● **OBJECTIVE**:
Return all the entries exactly, keeping pictures out.

● **DATA**:
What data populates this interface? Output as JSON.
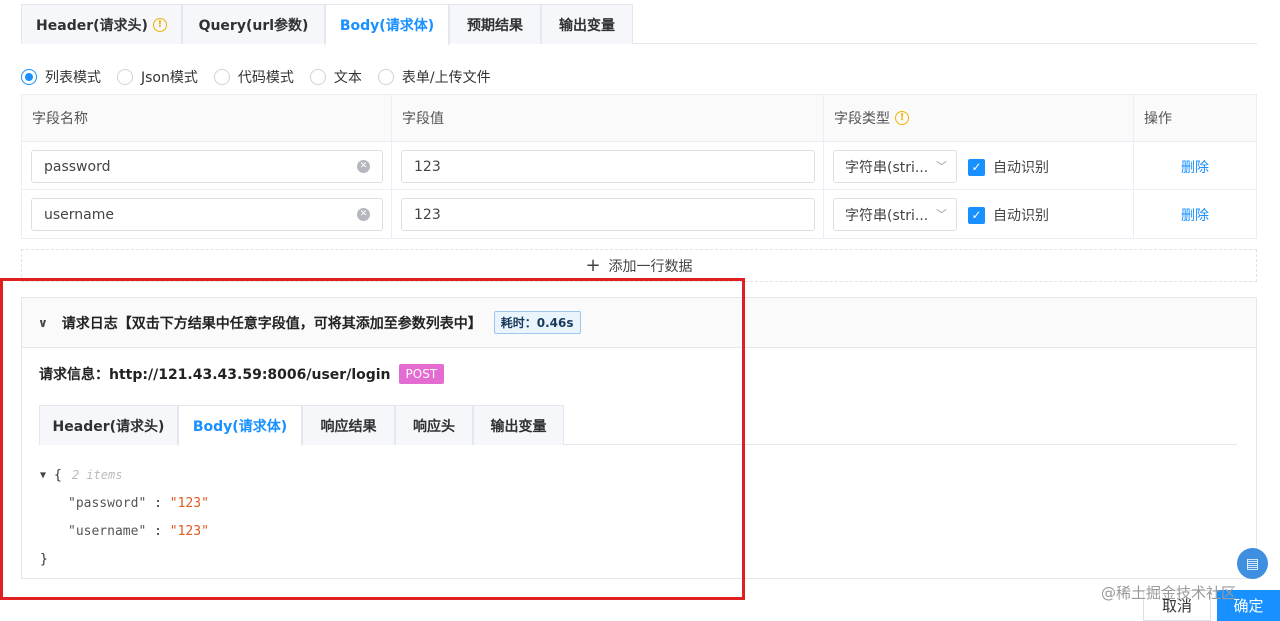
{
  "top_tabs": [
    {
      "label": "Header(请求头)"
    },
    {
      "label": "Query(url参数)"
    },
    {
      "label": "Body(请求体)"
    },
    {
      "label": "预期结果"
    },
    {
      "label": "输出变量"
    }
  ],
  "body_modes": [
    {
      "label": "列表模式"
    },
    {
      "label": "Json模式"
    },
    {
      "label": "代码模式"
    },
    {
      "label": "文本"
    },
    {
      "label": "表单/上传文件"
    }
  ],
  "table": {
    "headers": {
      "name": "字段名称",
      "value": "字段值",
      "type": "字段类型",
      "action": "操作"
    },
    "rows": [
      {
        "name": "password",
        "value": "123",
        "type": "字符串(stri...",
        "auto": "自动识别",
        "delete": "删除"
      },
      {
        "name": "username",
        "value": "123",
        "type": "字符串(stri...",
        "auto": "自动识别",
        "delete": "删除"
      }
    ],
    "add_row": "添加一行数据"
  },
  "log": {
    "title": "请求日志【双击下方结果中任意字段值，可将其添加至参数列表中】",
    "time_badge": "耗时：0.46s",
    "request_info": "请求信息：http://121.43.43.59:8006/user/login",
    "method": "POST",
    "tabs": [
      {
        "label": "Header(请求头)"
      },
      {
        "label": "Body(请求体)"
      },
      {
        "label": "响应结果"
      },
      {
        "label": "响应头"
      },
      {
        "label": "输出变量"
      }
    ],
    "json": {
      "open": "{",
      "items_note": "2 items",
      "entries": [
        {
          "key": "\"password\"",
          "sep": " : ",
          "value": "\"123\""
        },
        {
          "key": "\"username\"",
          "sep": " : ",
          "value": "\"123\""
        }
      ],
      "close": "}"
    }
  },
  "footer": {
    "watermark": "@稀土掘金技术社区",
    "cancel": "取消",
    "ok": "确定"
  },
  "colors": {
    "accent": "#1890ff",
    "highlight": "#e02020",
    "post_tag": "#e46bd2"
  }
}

● **FINAL RESULT**:
What data populates this interface? Output as JSON.
{
  "top_tabs": [
    {
      "label": "Header(请求头)"
    },
    {
      "label": "Query(url参数)"
    },
    {
      "label": "Body(请求体)"
    },
    {
      "label": "预期结果"
    },
    {
      "label": "输出变量"
    }
  ],
  "body_modes": [
    {
      "label": "列表模式"
    },
    {
      "label": "Json模式"
    },
    {
      "label": "代码模式"
    },
    {
      "label": "文本"
    },
    {
      "label": "表单/上传文件"
    }
  ],
  "table": {
    "headers": {
      "name": "字段名称",
      "value": "字段值",
      "type": "字段类型",
      "action": "操作"
    },
    "rows": [
      {
        "name": "password",
        "value": "123",
        "type": "字符串(stri...",
        "auto": "自动识别",
        "delete": "删除"
      },
      {
        "name": "username",
        "value": "123",
        "type": "字符串(stri...",
        "auto": "自动识别",
        "delete": "删除"
      }
    ],
    "add_row": "添加一行数据"
  },
  "log": {
    "title": "请求日志【双击下方结果中任意字段值，可将其添加至参数列表中】",
    "time_badge": "耗时：0.46s",
    "request_info": "请求信息：http://121.43.43.59:8006/user/login",
    "method": "POST",
    "tabs": [
      {
        "label": "Header(请求头)"
      },
      {
        "label": "Body(请求体)"
      },
      {
        "label": "响应结果"
      },
      {
        "label": "响应头"
      },
      {
        "label": "输出变量"
      }
    ],
    "json": {
      "open": "{",
      "items_note": "2 items",
      "entries": [
        {
          "key": "\"password\"",
          "sep": " : ",
          "value": "\"123\""
        },
        {
          "key": "\"username\"",
          "sep": " : ",
          "value": "\"123\""
        }
      ],
      "close": "}"
    }
  },
  "footer": {
    "watermark": "@稀土掘金技术社区",
    "cancel": "取消",
    "ok": "确定"
  },
  "colors": {
    "accent": "#1890ff",
    "highlight": "#e02020",
    "post_tag": "#e46bd2"
  }
}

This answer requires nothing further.